Figure record extracts

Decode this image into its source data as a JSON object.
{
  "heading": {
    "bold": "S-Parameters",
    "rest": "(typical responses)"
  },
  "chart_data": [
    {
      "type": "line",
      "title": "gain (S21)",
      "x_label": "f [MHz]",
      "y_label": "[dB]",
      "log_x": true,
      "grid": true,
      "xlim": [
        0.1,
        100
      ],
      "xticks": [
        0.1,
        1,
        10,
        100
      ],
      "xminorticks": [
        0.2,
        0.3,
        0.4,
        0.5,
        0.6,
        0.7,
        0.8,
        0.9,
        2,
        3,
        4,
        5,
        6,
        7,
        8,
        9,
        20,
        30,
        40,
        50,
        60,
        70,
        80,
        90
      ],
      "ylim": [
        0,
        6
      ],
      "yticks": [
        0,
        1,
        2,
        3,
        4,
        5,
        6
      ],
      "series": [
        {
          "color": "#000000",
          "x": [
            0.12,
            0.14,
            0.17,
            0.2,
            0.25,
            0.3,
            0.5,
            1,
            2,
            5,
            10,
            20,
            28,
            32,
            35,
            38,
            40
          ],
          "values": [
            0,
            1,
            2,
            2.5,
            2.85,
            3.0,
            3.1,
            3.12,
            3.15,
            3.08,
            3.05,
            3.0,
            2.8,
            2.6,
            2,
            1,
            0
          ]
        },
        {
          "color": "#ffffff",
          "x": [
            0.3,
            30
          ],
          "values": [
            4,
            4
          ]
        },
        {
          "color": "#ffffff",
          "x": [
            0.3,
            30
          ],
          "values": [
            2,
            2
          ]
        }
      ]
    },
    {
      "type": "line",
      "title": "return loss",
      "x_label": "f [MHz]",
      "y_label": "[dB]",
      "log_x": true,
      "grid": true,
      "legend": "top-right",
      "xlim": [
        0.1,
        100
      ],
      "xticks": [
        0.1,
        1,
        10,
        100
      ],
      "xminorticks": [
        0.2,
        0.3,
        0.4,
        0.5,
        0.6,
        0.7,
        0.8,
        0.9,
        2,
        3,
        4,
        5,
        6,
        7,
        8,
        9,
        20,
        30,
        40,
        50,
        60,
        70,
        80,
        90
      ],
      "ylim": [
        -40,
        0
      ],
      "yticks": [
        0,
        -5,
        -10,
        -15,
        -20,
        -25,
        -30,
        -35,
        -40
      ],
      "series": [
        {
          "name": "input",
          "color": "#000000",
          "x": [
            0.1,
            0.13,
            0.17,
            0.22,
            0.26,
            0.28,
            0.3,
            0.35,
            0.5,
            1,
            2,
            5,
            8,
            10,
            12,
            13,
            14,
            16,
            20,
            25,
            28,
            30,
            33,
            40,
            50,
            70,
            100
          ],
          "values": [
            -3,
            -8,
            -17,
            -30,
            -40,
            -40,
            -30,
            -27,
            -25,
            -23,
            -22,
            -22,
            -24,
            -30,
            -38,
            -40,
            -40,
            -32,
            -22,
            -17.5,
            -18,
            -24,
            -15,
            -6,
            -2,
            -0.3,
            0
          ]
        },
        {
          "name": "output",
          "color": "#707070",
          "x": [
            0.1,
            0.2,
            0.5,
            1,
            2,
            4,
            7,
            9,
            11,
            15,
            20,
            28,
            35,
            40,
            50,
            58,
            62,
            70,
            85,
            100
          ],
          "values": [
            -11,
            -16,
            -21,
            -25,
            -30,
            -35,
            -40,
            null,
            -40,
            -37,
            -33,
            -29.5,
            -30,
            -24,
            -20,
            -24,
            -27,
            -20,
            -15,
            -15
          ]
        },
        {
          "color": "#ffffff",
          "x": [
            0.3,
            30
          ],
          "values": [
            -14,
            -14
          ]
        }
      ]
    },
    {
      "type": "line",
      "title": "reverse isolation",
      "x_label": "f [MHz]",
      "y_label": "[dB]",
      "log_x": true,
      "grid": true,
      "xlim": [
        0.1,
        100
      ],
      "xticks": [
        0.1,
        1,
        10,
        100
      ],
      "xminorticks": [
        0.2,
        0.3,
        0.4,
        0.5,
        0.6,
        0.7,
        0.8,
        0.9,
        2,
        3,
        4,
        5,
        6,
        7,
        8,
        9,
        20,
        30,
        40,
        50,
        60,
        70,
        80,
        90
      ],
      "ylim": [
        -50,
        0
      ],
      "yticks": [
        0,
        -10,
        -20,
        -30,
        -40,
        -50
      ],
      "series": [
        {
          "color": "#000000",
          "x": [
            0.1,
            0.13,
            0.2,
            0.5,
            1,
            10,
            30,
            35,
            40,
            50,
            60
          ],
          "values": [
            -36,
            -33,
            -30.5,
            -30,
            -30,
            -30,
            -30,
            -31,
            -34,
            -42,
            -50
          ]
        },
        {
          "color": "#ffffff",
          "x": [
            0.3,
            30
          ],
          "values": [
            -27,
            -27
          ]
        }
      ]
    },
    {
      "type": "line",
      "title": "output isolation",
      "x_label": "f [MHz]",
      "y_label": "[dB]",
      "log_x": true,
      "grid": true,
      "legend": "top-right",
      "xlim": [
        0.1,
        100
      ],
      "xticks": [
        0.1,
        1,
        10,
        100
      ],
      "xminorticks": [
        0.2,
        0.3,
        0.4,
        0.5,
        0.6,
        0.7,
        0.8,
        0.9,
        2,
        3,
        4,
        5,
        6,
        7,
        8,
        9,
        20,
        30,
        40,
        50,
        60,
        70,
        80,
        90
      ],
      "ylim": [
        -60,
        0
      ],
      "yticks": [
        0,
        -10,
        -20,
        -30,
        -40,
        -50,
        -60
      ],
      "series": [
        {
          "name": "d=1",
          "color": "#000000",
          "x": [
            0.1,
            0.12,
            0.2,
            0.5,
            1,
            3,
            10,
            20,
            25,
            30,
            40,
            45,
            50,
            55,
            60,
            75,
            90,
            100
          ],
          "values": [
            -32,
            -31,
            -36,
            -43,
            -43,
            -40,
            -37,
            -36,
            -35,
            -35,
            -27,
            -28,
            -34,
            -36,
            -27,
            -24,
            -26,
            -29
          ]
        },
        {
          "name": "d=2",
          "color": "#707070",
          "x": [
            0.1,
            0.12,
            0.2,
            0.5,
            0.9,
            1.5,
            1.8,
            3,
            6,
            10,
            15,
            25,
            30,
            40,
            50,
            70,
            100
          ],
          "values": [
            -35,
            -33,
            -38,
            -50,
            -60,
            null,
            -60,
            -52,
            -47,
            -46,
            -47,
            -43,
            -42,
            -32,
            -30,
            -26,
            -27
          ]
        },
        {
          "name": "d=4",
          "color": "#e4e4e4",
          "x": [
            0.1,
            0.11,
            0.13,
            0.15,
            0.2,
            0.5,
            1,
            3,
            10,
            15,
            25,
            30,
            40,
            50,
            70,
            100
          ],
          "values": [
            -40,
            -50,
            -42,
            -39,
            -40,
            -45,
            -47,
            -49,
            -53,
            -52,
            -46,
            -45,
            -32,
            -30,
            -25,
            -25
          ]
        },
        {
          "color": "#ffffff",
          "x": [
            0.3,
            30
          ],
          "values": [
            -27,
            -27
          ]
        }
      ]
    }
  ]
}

Prompt :: Print out every record again, exactly and in full.

Exercise solution ::
Decode this image into its source data as a JSON object.
{
  "heading": {
    "bold": "S-Parameters",
    "rest": "(typical responses)"
  },
  "chart_data": [
    {
      "type": "line",
      "title": "gain (S21)",
      "x_label": "f [MHz]",
      "y_label": "[dB]",
      "log_x": true,
      "grid": true,
      "xlim": [
        0.1,
        100
      ],
      "xticks": [
        0.1,
        1,
        10,
        100
      ],
      "xminorticks": [
        0.2,
        0.3,
        0.4,
        0.5,
        0.6,
        0.7,
        0.8,
        0.9,
        2,
        3,
        4,
        5,
        6,
        7,
        8,
        9,
        20,
        30,
        40,
        50,
        60,
        70,
        80,
        90
      ],
      "ylim": [
        0,
        6
      ],
      "yticks": [
        0,
        1,
        2,
        3,
        4,
        5,
        6
      ],
      "series": [
        {
          "color": "#000000",
          "x": [
            0.12,
            0.14,
            0.17,
            0.2,
            0.25,
            0.3,
            0.5,
            1,
            2,
            5,
            10,
            20,
            28,
            32,
            35,
            38,
            40
          ],
          "values": [
            0,
            1,
            2,
            2.5,
            2.85,
            3.0,
            3.1,
            3.12,
            3.15,
            3.08,
            3.05,
            3.0,
            2.8,
            2.6,
            2,
            1,
            0
          ]
        },
        {
          "color": "#ffffff",
          "x": [
            0.3,
            30
          ],
          "values": [
            4,
            4
          ]
        },
        {
          "color": "#ffffff",
          "x": [
            0.3,
            30
          ],
          "values": [
            2,
            2
          ]
        }
      ]
    },
    {
      "type": "line",
      "title": "return loss",
      "x_label": "f [MHz]",
      "y_label": "[dB]",
      "log_x": true,
      "grid": true,
      "legend": "top-right",
      "xlim": [
        0.1,
        100
      ],
      "xticks": [
        0.1,
        1,
        10,
        100
      ],
      "xminorticks": [
        0.2,
        0.3,
        0.4,
        0.5,
        0.6,
        0.7,
        0.8,
        0.9,
        2,
        3,
        4,
        5,
        6,
        7,
        8,
        9,
        20,
        30,
        40,
        50,
        60,
        70,
        80,
        90
      ],
      "ylim": [
        -40,
        0
      ],
      "yticks": [
        0,
        -5,
        -10,
        -15,
        -20,
        -25,
        -30,
        -35,
        -40
      ],
      "series": [
        {
          "name": "input",
          "color": "#000000",
          "x": [
            0.1,
            0.13,
            0.17,
            0.22,
            0.26,
            0.28,
            0.3,
            0.35,
            0.5,
            1,
            2,
            5,
            8,
            10,
            12,
            13,
            14,
            16,
            20,
            25,
            28,
            30,
            33,
            40,
            50,
            70,
            100
          ],
          "values": [
            -3,
            -8,
            -17,
            -30,
            -40,
            -40,
            -30,
            -27,
            -25,
            -23,
            -22,
            -22,
            -24,
            -30,
            -38,
            -40,
            -40,
            -32,
            -22,
            -17.5,
            -18,
            -24,
            -15,
            -6,
            -2,
            -0.3,
            0
          ]
        },
        {
          "name": "output",
          "color": "#707070",
          "x": [
            0.1,
            0.2,
            0.5,
            1,
            2,
            4,
            7,
            9,
            11,
            15,
            20,
            28,
            35,
            40,
            50,
            58,
            62,
            70,
            85,
            100
          ],
          "values": [
            -11,
            -16,
            -21,
            -25,
            -30,
            -35,
            -40,
            null,
            -40,
            -37,
            -33,
            -29.5,
            -30,
            -24,
            -20,
            -24,
            -27,
            -20,
            -15,
            -15
          ]
        },
        {
          "color": "#ffffff",
          "x": [
            0.3,
            30
          ],
          "values": [
            -14,
            -14
          ]
        }
      ]
    },
    {
      "type": "line",
      "title": "reverse isolation",
      "x_label": "f [MHz]",
      "y_label": "[dB]",
      "log_x": true,
      "grid": true,
      "xlim": [
        0.1,
        100
      ],
      "xticks": [
        0.1,
        1,
        10,
        100
      ],
      "xminorticks": [
        0.2,
        0.3,
        0.4,
        0.5,
        0.6,
        0.7,
        0.8,
        0.9,
        2,
        3,
        4,
        5,
        6,
        7,
        8,
        9,
        20,
        30,
        40,
        50,
        60,
        70,
        80,
        90
      ],
      "ylim": [
        -50,
        0
      ],
      "yticks": [
        0,
        -10,
        -20,
        -30,
        -40,
        -50
      ],
      "series": [
        {
          "color": "#000000",
          "x": [
            0.1,
            0.13,
            0.2,
            0.5,
            1,
            10,
            30,
            35,
            40,
            50,
            60
          ],
          "values": [
            -36,
            -33,
            -30.5,
            -30,
            -30,
            -30,
            -30,
            -31,
            -34,
            -42,
            -50
          ]
        },
        {
          "color": "#ffffff",
          "x": [
            0.3,
            30
          ],
          "values": [
            -27,
            -27
          ]
        }
      ]
    },
    {
      "type": "line",
      "title": "output isolation",
      "x_label": "f [MHz]",
      "y_label": "[dB]",
      "log_x": true,
      "grid": true,
      "legend": "top-right",
      "xlim": [
        0.1,
        100
      ],
      "xticks": [
        0.1,
        1,
        10,
        100
      ],
      "xminorticks": [
        0.2,
        0.3,
        0.4,
        0.5,
        0.6,
        0.7,
        0.8,
        0.9,
        2,
        3,
        4,
        5,
        6,
        7,
        8,
        9,
        20,
        30,
        40,
        50,
        60,
        70,
        80,
        90
      ],
      "ylim": [
        -60,
        0
      ],
      "yticks": [
        0,
        -10,
        -20,
        -30,
        -40,
        -50,
        -60
      ],
      "series": [
        {
          "name": "d=1",
          "color": "#000000",
          "x": [
            0.1,
            0.12,
            0.2,
            0.5,
            1,
            3,
            10,
            20,
            25,
            30,
            40,
            45,
            50,
            55,
            60,
            75,
            90,
            100
          ],
          "values": [
            -32,
            -31,
            -36,
            -43,
            -43,
            -40,
            -37,
            -36,
            -35,
            -35,
            -27,
            -28,
            -34,
            -36,
            -27,
            -24,
            -26,
            -29
          ]
        },
        {
          "name": "d=2",
          "color": "#707070",
          "x": [
            0.1,
            0.12,
            0.2,
            0.5,
            0.9,
            1.5,
            1.8,
            3,
            6,
            10,
            15,
            25,
            30,
            40,
            50,
            70,
            100
          ],
          "values": [
            -35,
            -33,
            -38,
            -50,
            -60,
            null,
            -60,
            -52,
            -47,
            -46,
            -47,
            -43,
            -42,
            -32,
            -30,
            -26,
            -27
          ]
        },
        {
          "name": "d=4",
          "color": "#e4e4e4",
          "x": [
            0.1,
            0.11,
            0.13,
            0.15,
            0.2,
            0.5,
            1,
            3,
            10,
            15,
            25,
            30,
            40,
            50,
            70,
            100
          ],
          "values": [
            -40,
            -50,
            -42,
            -39,
            -40,
            -45,
            -47,
            -49,
            -53,
            -52,
            -46,
            -45,
            -32,
            -30,
            -25,
            -25
          ]
        },
        {
          "color": "#ffffff",
          "x": [
            0.3,
            30
          ],
          "values": [
            -27,
            -27
          ]
        }
      ]
    }
  ]
}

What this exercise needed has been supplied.